> [WHAT THE EXERCISE ASKS]:
Repeat the material exactly as it appears.
═════ DATASET CONTENT ═════
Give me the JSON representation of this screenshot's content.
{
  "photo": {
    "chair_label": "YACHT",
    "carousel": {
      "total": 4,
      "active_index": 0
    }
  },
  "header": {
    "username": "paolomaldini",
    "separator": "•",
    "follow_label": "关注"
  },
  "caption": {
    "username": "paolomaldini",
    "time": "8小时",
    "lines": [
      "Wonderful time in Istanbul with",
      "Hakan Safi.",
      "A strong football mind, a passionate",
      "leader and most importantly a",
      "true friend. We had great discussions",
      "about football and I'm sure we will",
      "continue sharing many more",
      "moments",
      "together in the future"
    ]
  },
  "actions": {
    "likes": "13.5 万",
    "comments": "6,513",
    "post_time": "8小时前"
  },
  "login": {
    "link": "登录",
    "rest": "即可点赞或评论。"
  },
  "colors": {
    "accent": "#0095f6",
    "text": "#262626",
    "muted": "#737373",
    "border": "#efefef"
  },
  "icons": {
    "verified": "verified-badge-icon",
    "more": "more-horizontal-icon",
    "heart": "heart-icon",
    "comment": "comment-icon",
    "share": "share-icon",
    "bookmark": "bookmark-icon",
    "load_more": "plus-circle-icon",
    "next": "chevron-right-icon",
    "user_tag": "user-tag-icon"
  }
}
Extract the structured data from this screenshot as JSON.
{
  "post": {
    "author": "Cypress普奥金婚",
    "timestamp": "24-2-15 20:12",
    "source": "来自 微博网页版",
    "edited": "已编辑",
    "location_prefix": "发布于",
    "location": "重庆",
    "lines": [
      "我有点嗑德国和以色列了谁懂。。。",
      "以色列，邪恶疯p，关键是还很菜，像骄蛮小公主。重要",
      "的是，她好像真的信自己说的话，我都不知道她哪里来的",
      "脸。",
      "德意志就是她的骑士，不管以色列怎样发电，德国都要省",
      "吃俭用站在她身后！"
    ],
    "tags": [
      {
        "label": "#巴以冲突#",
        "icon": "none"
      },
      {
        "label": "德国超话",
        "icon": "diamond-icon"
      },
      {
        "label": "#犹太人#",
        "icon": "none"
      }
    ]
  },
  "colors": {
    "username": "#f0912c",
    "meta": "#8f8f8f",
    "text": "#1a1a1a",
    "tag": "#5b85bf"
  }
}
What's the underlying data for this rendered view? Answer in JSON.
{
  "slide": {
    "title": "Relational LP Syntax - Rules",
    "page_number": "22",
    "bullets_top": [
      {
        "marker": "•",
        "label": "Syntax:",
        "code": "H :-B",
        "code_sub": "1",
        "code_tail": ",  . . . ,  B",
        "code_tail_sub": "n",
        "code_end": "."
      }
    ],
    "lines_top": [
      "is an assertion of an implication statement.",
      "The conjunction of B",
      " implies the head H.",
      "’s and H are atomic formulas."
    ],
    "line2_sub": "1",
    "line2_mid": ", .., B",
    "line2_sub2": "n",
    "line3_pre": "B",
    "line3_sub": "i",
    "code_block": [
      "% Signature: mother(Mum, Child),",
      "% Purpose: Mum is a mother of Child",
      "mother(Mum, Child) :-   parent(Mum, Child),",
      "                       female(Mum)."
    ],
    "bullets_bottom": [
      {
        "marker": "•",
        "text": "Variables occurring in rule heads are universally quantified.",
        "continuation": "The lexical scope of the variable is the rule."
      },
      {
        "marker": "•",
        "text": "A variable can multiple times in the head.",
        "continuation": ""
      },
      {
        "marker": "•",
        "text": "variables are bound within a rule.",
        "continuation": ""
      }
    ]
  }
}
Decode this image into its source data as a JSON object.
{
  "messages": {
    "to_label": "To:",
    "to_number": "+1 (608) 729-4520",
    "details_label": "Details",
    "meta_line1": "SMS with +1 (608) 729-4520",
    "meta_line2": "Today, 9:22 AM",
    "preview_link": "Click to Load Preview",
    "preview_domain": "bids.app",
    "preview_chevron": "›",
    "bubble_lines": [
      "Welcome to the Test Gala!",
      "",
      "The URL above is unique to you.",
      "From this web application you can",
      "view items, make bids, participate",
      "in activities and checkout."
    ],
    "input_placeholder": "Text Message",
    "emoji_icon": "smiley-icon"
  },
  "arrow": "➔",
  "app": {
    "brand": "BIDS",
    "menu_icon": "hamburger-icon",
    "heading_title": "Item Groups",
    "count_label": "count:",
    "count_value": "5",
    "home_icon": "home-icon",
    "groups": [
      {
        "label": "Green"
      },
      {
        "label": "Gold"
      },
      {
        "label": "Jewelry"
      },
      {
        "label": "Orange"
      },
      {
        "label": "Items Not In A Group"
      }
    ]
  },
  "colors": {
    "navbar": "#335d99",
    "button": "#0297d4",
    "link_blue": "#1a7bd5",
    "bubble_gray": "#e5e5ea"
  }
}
═════
> [SOLUTION TO THE EXERCISE]:
Give me the JSON representation of this screenshot's content.
{
  "photo": {
    "chair_label": "YACHT",
    "carousel": {
      "total": 4,
      "active_index": 0
    }
  },
  "header": {
    "username": "paolomaldini",
    "separator": "•",
    "follow_label": "关注"
  },
  "caption": {
    "username": "paolomaldini",
    "time": "8小时",
    "lines": [
      "Wonderful time in Istanbul with",
      "Hakan Safi.",
      "A strong football mind, a passionate",
      "leader and most importantly a",
      "true friend. We had great discussions",
      "about football and I'm sure we will",
      "continue sharing many more",
      "moments",
      "together in the future"
    ]
  },
  "actions": {
    "likes": "13.5 万",
    "comments": "6,513",
    "post_time": "8小时前"
  },
  "login": {
    "link": "登录",
    "rest": "即可点赞或评论。"
  },
  "colors": {
    "accent": "#0095f6",
    "text": "#262626",
    "muted": "#737373",
    "border": "#efefef"
  },
  "icons": {
    "verified": "verified-badge-icon",
    "more": "more-horizontal-icon",
    "heart": "heart-icon",
    "comment": "comment-icon",
    "share": "share-icon",
    "bookmark": "bookmark-icon",
    "load_more": "plus-circle-icon",
    "next": "chevron-right-icon",
    "user_tag": "user-tag-icon"
  }
}
Extract the structured data from this screenshot as JSON.
{
  "post": {
    "author": "Cypress普奥金婚",
    "timestamp": "24-2-15 20:12",
    "source": "来自 微博网页版",
    "edited": "已编辑",
    "location_prefix": "发布于",
    "location": "重庆",
    "lines": [
      "我有点嗑德国和以色列了谁懂。。。",
      "以色列，邪恶疯p，关键是还很菜，像骄蛮小公主。重要",
      "的是，她好像真的信自己说的话，我都不知道她哪里来的",
      "脸。",
      "德意志就是她的骑士，不管以色列怎样发电，德国都要省",
      "吃俭用站在她身后！"
    ],
    "tags": [
      {
        "label": "#巴以冲突#",
        "icon": "none"
      },
      {
        "label": "德国超话",
        "icon": "diamond-icon"
      },
      {
        "label": "#犹太人#",
        "icon": "none"
      }
    ]
  },
  "colors": {
    "username": "#f0912c",
    "meta": "#8f8f8f",
    "text": "#1a1a1a",
    "tag": "#5b85bf"
  }
}
What's the underlying data for this rendered view? Answer in JSON.
{
  "slide": {
    "title": "Relational LP Syntax - Rules",
    "page_number": "22",
    "bullets_top": [
      {
        "marker": "•",
        "label": "Syntax:",
        "code": "H :-B",
        "code_sub": "1",
        "code_tail": ",  . . . ,  B",
        "code_tail_sub": "n",
        "code_end": "."
      }
    ],
    "lines_top": [
      "is an assertion of an implication statement.",
      "The conjunction of B",
      " implies the head H.",
      "’s and H are atomic formulas."
    ],
    "line2_sub": "1",
    "line2_mid": ", .., B",
    "line2_sub2": "n",
    "line3_pre": "B",
    "line3_sub": "i",
    "code_block": [
      "% Signature: mother(Mum, Child),",
      "% Purpose: Mum is a mother of Child",
      "mother(Mum, Child) :-   parent(Mum, Child),",
      "                       female(Mum)."
    ],
    "bullets_bottom": [
      {
        "marker": "•",
        "text": "Variables occurring in rule heads are universally quantified.",
        "continuation": "The lexical scope of the variable is the rule."
      },
      {
        "marker": "•",
        "text": "A variable can multiple times in the head.",
        "continuation": ""
      },
      {
        "marker": "•",
        "text": "variables are bound within a rule.",
        "continuation": ""
      }
    ]
  }
}
Decode this image into its source data as a JSON object.
{
  "messages": {
    "to_label": "To:",
    "to_number": "+1 (608) 729-4520",
    "details_label": "Details",
    "meta_line1": "SMS with +1 (608) 729-4520",
    "meta_line2": "Today, 9:22 AM",
    "preview_link": "Click to Load Preview",
    "preview_domain": "bids.app",
    "preview_chevron": "›",
    "bubble_lines": [
      "Welcome to the Test Gala!",
      "",
      "The URL above is unique to you.",
      "From this web application you can",
      "view items, make bids, participate",
      "in activities and checkout."
    ],
    "input_placeholder": "Text Message",
    "emoji_icon": "smiley-icon"
  },
  "arrow": "➔",
  "app": {
    "brand": "BIDS",
    "menu_icon": "hamburger-icon",
    "heading_title": "Item Groups",
    "count_label": "count:",
    "count_value": "5",
    "home_icon": "home-icon",
    "groups": [
      {
        "label": "Green"
      },
      {
        "label": "Gold"
      },
      {
        "label": "Jewelry"
      },
      {
        "label": "Orange"
      },
      {
        "label": "Items Not In A Group"
      }
    ]
  },
  "colors": {
    "navbar": "#335d99",
    "button": "#0297d4",
    "link_blue": "#1a7bd5",
    "bubble_gray": "#e5e5ea"
  }
}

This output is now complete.